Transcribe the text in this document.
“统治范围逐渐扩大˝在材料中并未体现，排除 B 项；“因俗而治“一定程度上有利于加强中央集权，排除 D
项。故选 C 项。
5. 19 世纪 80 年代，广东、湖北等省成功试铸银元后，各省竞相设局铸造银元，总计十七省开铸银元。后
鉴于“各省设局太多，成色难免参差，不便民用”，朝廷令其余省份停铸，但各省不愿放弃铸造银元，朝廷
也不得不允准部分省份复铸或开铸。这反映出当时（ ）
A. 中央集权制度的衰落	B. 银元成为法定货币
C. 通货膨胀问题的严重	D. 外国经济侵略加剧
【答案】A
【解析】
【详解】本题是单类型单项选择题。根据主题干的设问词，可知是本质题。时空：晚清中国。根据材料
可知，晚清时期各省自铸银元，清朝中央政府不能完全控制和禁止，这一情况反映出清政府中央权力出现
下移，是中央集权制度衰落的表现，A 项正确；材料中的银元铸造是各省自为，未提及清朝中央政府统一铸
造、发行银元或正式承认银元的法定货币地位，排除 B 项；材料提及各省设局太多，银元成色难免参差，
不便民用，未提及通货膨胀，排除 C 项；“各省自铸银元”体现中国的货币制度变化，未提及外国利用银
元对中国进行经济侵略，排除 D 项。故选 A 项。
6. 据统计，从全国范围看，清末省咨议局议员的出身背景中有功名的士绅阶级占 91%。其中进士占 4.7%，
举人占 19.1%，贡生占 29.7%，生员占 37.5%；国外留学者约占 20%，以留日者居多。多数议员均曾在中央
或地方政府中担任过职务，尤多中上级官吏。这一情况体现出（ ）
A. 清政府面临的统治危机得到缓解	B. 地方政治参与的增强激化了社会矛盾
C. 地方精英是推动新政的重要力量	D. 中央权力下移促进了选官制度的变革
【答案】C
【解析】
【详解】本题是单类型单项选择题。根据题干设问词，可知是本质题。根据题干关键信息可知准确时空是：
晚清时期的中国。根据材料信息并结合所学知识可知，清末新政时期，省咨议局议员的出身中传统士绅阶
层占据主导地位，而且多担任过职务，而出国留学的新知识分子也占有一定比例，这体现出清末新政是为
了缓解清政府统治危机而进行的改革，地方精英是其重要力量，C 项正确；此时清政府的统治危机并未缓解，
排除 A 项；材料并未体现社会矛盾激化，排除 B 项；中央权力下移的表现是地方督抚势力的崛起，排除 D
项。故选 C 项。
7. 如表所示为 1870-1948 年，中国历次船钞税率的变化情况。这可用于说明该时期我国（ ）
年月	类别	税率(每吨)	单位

════════════════════

Exercise aim
Report only the number of lines in the listing that contain the word "可知是本质题".

Full answer
2